- _WRITTEN PROBLEM_:
Would you return all of this data exactly, leaving nothing out?

Dataset items
[start]

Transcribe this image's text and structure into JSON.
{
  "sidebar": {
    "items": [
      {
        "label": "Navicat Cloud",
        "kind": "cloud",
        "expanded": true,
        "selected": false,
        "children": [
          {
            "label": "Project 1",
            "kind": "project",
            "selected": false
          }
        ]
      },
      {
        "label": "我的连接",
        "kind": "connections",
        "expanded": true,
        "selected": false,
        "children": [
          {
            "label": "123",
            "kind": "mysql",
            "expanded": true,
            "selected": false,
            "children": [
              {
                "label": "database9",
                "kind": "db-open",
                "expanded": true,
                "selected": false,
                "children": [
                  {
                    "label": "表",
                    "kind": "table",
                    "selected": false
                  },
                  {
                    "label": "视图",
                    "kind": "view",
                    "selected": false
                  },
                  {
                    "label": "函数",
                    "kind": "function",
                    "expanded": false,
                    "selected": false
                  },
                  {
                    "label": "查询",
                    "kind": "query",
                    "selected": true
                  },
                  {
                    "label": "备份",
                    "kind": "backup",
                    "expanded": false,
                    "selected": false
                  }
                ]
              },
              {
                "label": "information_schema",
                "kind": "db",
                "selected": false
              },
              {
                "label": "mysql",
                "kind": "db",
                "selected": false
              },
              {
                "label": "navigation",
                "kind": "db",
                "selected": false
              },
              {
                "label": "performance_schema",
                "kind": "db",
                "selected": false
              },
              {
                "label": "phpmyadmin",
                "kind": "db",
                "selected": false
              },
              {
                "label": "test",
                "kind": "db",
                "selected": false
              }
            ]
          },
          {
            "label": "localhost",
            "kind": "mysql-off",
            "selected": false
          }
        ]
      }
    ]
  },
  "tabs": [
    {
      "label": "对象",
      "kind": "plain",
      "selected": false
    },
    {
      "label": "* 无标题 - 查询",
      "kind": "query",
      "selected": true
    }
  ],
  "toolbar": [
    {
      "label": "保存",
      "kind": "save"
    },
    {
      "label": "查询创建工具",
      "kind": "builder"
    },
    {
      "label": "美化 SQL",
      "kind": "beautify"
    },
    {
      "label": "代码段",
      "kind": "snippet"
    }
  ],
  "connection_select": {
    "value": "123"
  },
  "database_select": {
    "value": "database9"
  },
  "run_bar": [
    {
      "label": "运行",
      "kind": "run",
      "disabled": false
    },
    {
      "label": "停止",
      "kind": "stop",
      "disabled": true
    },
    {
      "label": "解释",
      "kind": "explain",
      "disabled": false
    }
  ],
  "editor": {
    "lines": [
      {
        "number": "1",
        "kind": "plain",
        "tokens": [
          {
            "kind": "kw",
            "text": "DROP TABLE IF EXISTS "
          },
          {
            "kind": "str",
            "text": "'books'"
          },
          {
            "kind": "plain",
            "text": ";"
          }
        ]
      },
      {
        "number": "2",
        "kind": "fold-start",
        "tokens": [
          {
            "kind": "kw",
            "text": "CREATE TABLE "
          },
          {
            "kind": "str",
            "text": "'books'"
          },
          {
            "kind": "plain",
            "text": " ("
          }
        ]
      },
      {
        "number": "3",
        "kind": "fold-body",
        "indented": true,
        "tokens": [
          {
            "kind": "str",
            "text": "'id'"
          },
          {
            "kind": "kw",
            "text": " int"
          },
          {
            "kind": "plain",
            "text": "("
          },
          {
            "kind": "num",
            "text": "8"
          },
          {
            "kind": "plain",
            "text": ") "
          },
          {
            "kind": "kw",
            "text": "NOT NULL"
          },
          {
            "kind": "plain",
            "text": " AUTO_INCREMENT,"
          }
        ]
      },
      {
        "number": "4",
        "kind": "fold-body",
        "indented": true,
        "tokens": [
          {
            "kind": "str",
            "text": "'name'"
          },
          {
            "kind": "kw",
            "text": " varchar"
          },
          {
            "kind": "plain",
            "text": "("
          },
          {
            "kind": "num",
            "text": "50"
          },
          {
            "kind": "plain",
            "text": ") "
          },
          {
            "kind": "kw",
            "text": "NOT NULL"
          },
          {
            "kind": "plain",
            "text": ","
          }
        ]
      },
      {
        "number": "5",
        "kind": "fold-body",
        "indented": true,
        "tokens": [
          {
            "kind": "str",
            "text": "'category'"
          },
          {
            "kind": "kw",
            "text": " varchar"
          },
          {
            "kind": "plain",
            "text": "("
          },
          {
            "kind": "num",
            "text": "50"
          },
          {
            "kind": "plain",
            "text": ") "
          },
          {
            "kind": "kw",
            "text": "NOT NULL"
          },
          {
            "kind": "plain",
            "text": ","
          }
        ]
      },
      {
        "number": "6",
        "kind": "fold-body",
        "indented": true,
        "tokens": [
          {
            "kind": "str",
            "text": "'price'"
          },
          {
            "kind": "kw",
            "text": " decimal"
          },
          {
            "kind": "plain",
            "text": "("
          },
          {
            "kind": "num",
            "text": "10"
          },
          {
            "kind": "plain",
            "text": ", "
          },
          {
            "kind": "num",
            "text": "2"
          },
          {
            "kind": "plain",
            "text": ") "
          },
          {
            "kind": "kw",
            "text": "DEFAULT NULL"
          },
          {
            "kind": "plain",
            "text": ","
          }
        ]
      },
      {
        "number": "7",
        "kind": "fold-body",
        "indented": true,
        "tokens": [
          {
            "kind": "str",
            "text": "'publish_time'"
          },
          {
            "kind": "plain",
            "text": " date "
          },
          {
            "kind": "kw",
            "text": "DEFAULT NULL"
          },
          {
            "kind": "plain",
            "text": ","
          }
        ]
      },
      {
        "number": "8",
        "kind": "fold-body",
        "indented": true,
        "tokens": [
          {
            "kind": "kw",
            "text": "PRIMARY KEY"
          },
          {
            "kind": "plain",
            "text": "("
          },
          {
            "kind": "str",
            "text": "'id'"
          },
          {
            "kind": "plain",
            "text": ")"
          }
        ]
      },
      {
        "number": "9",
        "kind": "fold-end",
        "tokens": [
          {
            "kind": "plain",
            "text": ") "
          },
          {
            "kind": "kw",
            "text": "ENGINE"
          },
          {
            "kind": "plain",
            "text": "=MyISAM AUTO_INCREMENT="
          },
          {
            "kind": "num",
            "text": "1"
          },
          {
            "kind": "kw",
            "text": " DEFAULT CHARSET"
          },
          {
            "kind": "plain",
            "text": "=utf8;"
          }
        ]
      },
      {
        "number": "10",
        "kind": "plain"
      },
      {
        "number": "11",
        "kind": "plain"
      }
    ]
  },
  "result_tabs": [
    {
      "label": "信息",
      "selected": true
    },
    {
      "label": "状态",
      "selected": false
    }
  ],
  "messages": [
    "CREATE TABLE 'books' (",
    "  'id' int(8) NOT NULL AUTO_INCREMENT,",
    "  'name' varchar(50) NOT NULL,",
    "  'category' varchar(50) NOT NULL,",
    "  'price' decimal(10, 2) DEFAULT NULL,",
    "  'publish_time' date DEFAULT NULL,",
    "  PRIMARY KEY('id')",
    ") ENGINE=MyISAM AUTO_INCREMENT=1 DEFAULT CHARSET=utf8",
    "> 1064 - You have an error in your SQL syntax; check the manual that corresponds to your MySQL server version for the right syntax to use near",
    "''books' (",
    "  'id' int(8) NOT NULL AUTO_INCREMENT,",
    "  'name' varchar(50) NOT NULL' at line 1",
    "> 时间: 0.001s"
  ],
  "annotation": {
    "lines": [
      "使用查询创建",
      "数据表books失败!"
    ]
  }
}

[end]

- _ANSWER TO THIS TASK_:
Transcribe this image's text and structure into JSON.
{
  "sidebar": {
    "items": [
      {
        "label": "Navicat Cloud",
        "kind": "cloud",
        "expanded": true,
        "selected": false,
        "children": [
          {
            "label": "Project 1",
            "kind": "project",
            "selected": false
          }
        ]
      },
      {
        "label": "我的连接",
        "kind": "connections",
        "expanded": true,
        "selected": false,
        "children": [
          {
            "label": "123",
            "kind": "mysql",
            "expanded": true,
            "selected": false,
            "children": [
              {
                "label": "database9",
                "kind": "db-open",
                "expanded": true,
                "selected": false,
                "children": [
                  {
                    "label": "表",
                    "kind": "table",
                    "selected": false
                  },
                  {
                    "label": "视图",
                    "kind": "view",
                    "selected": false
                  },
                  {
                    "label": "函数",
                    "kind": "function",
                    "expanded": false,
                    "selected": false
                  },
                  {
                    "label": "查询",
                    "kind": "query",
                    "selected": true
                  },
                  {
                    "label": "备份",
                    "kind": "backup",
                    "expanded": false,
                    "selected": false
                  }
                ]
              },
              {
                "label": "information_schema",
                "kind": "db",
                "selected": false
              },
              {
                "label": "mysql",
                "kind": "db",
                "selected": false
              },
              {
                "label": "navigation",
                "kind": "db",
                "selected": false
              },
              {
                "label": "performance_schema",
                "kind": "db",
                "selected": false
              },
              {
                "label": "phpmyadmin",
                "kind": "db",
                "selected": false
              },
              {
                "label": "test",
                "kind": "db",
                "selected": false
              }
            ]
          },
          {
            "label": "localhost",
            "kind": "mysql-off",
            "selected": false
          }
        ]
      }
    ]
  },
  "tabs": [
    {
      "label": "对象",
      "kind": "plain",
      "selected": false
    },
    {
      "label": "* 无标题 - 查询",
      "kind": "query",
      "selected": true
    }
  ],
  "toolbar": [
    {
      "label": "保存",
      "kind": "save"
    },
    {
      "label": "查询创建工具",
      "kind": "builder"
    },
    {
      "label": "美化 SQL",
      "kind": "beautify"
    },
    {
      "label": "代码段",
      "kind": "snippet"
    }
  ],
  "connection_select": {
    "value": "123"
  },
  "database_select": {
    "value": "database9"
  },
  "run_bar": [
    {
      "label": "运行",
      "kind": "run",
      "disabled": false
    },
    {
      "label": "停止",
      "kind": "stop",
      "disabled": true
    },
    {
      "label": "解释",
      "kind": "explain",
      "disabled": false
    }
  ],
  "editor": {
    "lines": [
      {
        "number": "1",
        "kind": "plain",
        "tokens": [
          {
            "kind": "kw",
            "text": "DROP TABLE IF EXISTS "
          },
          {
            "kind": "str",
            "text": "'books'"
          },
          {
            "kind": "plain",
            "text": ";"
          }
        ]
      },
      {
        "number": "2",
        "kind": "fold-start",
        "tokens": [
          {
            "kind": "kw",
            "text": "CREATE TABLE "
          },
          {
            "kind": "str",
            "text": "'books'"
          },
          {
            "kind": "plain",
            "text": " ("
          }
        ]
      },
      {
        "number": "3",
        "kind": "fold-body",
        "indented": true,
        "tokens": [
          {
            "kind": "str",
            "text": "'id'"
          },
          {
            "kind": "kw",
            "text": " int"
          },
          {
            "kind": "plain",
            "text": "("
          },
          {
            "kind": "num",
            "text": "8"
          },
          {
            "kind": "plain",
            "text": ") "
          },
          {
            "kind": "kw",
            "text": "NOT NULL"
          },
          {
            "kind": "plain",
            "text": " AUTO_INCREMENT,"
          }
        ]
      },
      {
        "number": "4",
        "kind": "fold-body",
        "indented": true,
        "tokens": [
          {
            "kind": "str",
            "text": "'name'"
          },
          {
            "kind": "kw",
            "text": " varchar"
          },
          {
            "kind": "plain",
            "text": "("
          },
          {
            "kind": "num",
            "text": "50"
          },
          {
            "kind": "plain",
            "text": ") "
          },
          {
            "kind": "kw",
            "text": "NOT NULL"
          },
          {
            "kind": "plain",
            "text": ","
          }
        ]
      },
      {
        "number": "5",
        "kind": "fold-body",
        "indented": true,
        "tokens": [
          {
            "kind": "str",
            "text": "'category'"
          },
          {
            "kind": "kw",
            "text": " varchar"
          },
          {
            "kind": "plain",
            "text": "("
          },
          {
            "kind": "num",
            "text": "50"
          },
          {
            "kind": "plain",
            "text": ") "
          },
          {
            "kind": "kw",
            "text": "NOT NULL"
          },
          {
            "kind": "plain",
            "text": ","
          }
        ]
      },
      {
        "number": "6",
        "kind": "fold-body",
        "indented": true,
        "tokens": [
          {
            "kind": "str",
            "text": "'price'"
          },
          {
            "kind": "kw",
            "text": " decimal"
          },
          {
            "kind": "plain",
            "text": "("
          },
          {
            "kind": "num",
            "text": "10"
          },
          {
            "kind": "plain",
            "text": ", "
          },
          {
            "kind": "num",
            "text": "2"
          },
          {
            "kind": "plain",
            "text": ") "
          },
          {
            "kind": "kw",
            "text": "DEFAULT NULL"
          },
          {
            "kind": "plain",
            "text": ","
          }
        ]
      },
      {
        "number": "7",
        "kind": "fold-body",
        "indented": true,
        "tokens": [
          {
            "kind": "str",
            "text": "'publish_time'"
          },
          {
            "kind": "plain",
            "text": " date "
          },
          {
            "kind": "kw",
            "text": "DEFAULT NULL"
          },
          {
            "kind": "plain",
            "text": ","
          }
        ]
      },
      {
        "number": "8",
        "kind": "fold-body",
        "indented": true,
        "tokens": [
          {
            "kind": "kw",
            "text": "PRIMARY KEY"
          },
          {
            "kind": "plain",
            "text": "("
          },
          {
            "kind": "str",
            "text": "'id'"
          },
          {
            "kind": "plain",
            "text": ")"
          }
        ]
      },
      {
        "number": "9",
        "kind": "fold-end",
        "tokens": [
          {
            "kind": "plain",
            "text": ") "
          },
          {
            "kind": "kw",
            "text": "ENGINE"
          },
          {
            "kind": "plain",
            "text": "=MyISAM AUTO_INCREMENT="
          },
          {
            "kind": "num",
            "text": "1"
          },
          {
            "kind": "kw",
            "text": " DEFAULT CHARSET"
          },
          {
            "kind": "plain",
            "text": "=utf8;"
          }
        ]
      },
      {
        "number": "10",
        "kind": "plain"
      },
      {
        "number": "11",
        "kind": "plain"
      }
    ]
  },
  "result_tabs": [
    {
      "label": "信息",
      "selected": true
    },
    {
      "label": "状态",
      "selected": false
    }
  ],
  "messages": [
    "CREATE TABLE 'books' (",
    "  'id' int(8) NOT NULL AUTO_INCREMENT,",
    "  'name' varchar(50) NOT NULL,",
    "  'category' varchar(50) NOT NULL,",
    "  'price' decimal(10, 2) DEFAULT NULL,",
    "  'publish_time' date DEFAULT NULL,",
    "  PRIMARY KEY('id')",
    ") ENGINE=MyISAM AUTO_INCREMENT=1 DEFAULT CHARSET=utf8",
    "> 1064 - You have an error in your SQL syntax; check the manual that corresponds to your MySQL server version for the right syntax to use near",
    "''books' (",
    "  'id' int(8) NOT NULL AUTO_INCREMENT,",
    "  'name' varchar(50) NOT NULL' at line 1",
    "> 时间: 0.001s"
  ],
  "annotation": {
    "lines": [
      "使用查询创建",
      "数据表books失败!"
    ]
  }
}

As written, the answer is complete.